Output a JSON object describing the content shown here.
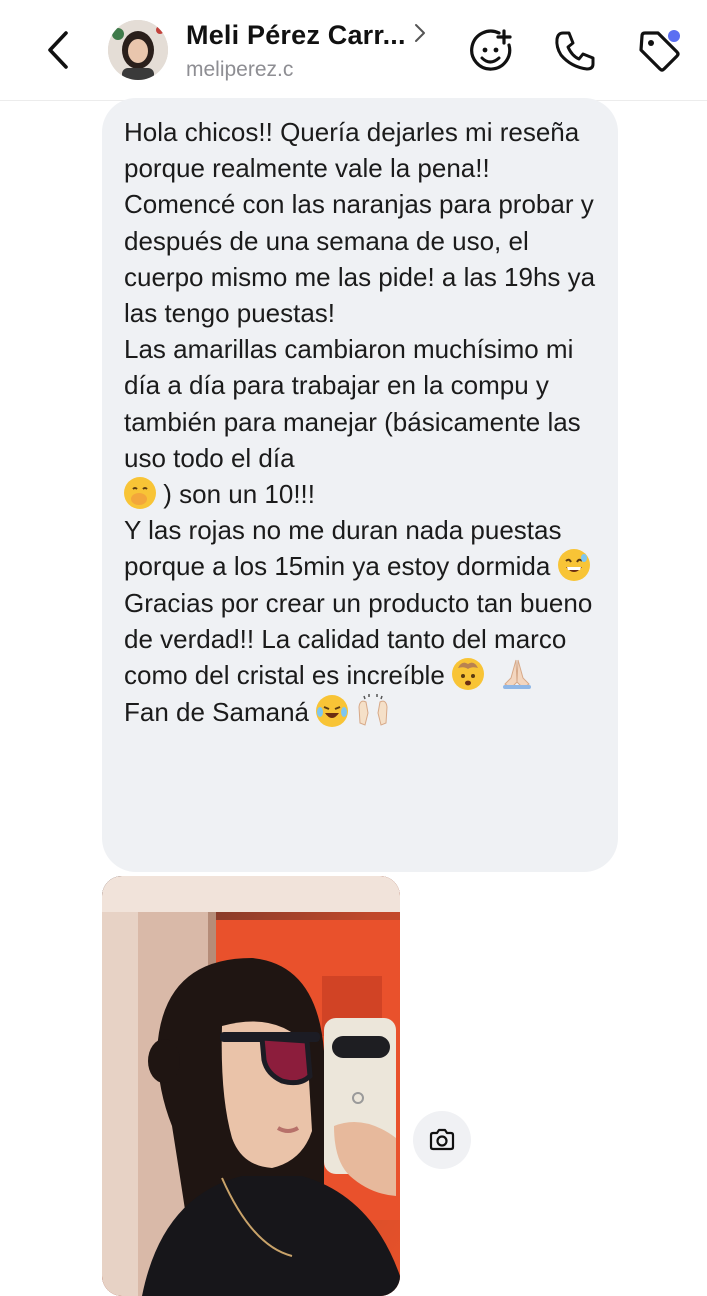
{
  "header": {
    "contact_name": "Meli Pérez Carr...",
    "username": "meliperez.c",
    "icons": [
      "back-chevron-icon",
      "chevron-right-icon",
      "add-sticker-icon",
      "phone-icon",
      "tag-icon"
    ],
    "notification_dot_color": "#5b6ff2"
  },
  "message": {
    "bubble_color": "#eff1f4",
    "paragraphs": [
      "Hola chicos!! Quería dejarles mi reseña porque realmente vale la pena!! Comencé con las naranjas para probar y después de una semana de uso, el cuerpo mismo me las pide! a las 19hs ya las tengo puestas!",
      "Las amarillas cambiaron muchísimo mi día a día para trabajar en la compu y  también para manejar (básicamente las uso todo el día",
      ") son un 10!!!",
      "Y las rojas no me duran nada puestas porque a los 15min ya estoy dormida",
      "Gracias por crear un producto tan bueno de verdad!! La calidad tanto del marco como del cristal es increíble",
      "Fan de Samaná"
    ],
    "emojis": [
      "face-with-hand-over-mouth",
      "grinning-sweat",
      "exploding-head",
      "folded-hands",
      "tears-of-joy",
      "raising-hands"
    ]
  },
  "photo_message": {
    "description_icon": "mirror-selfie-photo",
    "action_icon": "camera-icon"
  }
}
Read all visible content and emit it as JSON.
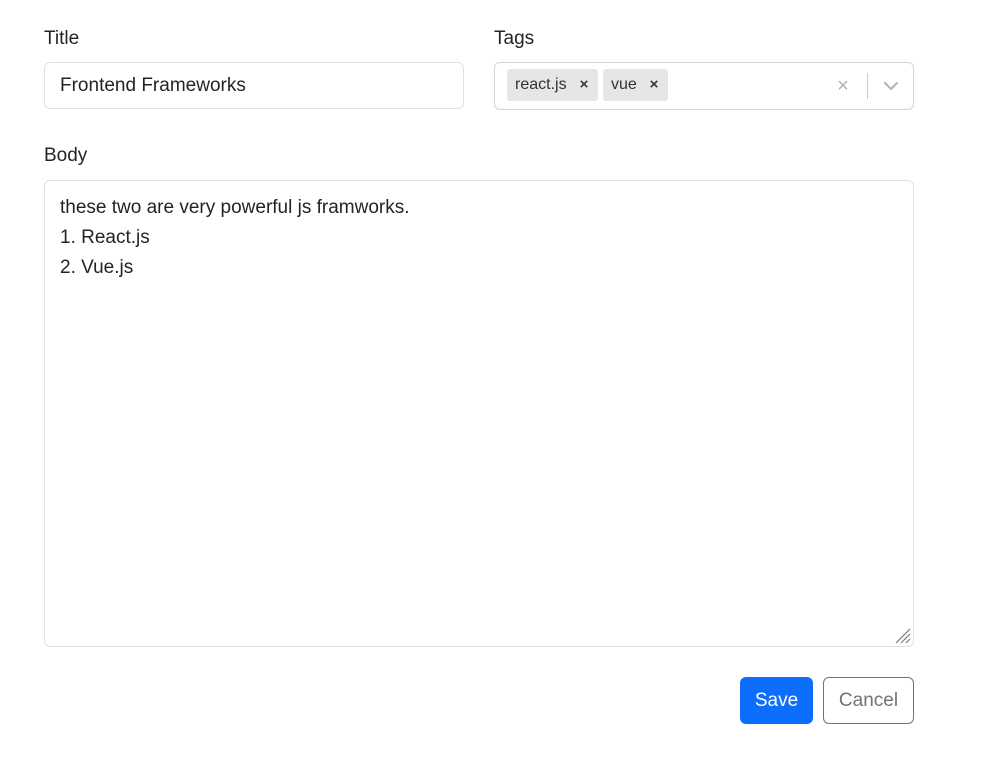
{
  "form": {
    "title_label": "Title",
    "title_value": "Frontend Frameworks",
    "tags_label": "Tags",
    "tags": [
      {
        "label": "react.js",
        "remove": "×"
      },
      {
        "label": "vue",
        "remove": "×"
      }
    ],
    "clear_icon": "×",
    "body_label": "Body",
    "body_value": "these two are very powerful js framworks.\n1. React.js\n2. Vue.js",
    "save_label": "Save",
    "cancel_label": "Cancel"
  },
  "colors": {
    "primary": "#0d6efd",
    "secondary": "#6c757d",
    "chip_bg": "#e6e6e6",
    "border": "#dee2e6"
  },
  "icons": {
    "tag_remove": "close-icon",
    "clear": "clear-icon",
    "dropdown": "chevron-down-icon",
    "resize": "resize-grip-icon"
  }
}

**STATED GOAL**
Please write out all of the material above without changing a word, and omit any pictures.

**SOLUTION FOR THIS PROBLEM**
Output a JSON object describing the content shown here.
{
  "header": {
    "contact_name": "Meli Pérez Carr...",
    "username": "meliperez.c",
    "icons": [
      "back-chevron-icon",
      "chevron-right-icon",
      "add-sticker-icon",
      "phone-icon",
      "tag-icon"
    ],
    "notification_dot_color": "#5b6ff2"
  },
  "message": {
    "bubble_color": "#eff1f4",
    "paragraphs": [
      "Hola chicos!! Quería dejarles mi reseña porque realmente vale la pena!! Comencé con las naranjas para probar y después de una semana de uso, el cuerpo mismo me las pide! a las 19hs ya las tengo puestas!",
      "Las amarillas cambiaron muchísimo mi día a día para trabajar en la compu y  también para manejar (básicamente las uso todo el día",
      ") son un 10!!!",
      "Y las rojas no me duran nada puestas porque a los 15min ya estoy dormida",
      "Gracias por crear un producto tan bueno de verdad!! La calidad tanto del marco como del cristal es increíble",
      "Fan de Samaná"
    ],
    "emojis": [
      "face-with-hand-over-mouth",
      "grinning-sweat",
      "exploding-head",
      "folded-hands",
      "tears-of-joy",
      "raising-hands"
    ]
  },
  "photo_message": {
    "description_icon": "mirror-selfie-photo",
    "action_icon": "camera-icon"
  }
}
Read all visible content and emit it as JSON.
{
  "form": {
    "title_label": "Title",
    "title_value": "Frontend Frameworks",
    "tags_label": "Tags",
    "tags": [
      {
        "label": "react.js",
        "remove": "×"
      },
      {
        "label": "vue",
        "remove": "×"
      }
    ],
    "clear_icon": "×",
    "body_label": "Body",
    "body_value": "these two are very powerful js framworks.\n1. React.js\n2. Vue.js",
    "save_label": "Save",
    "cancel_label": "Cancel"
  },
  "colors": {
    "primary": "#0d6efd",
    "secondary": "#6c757d",
    "chip_bg": "#e6e6e6",
    "border": "#dee2e6"
  },
  "icons": {
    "tag_remove": "close-icon",
    "clear": "clear-icon",
    "dropdown": "chevron-down-icon",
    "resize": "resize-grip-icon"
  }
}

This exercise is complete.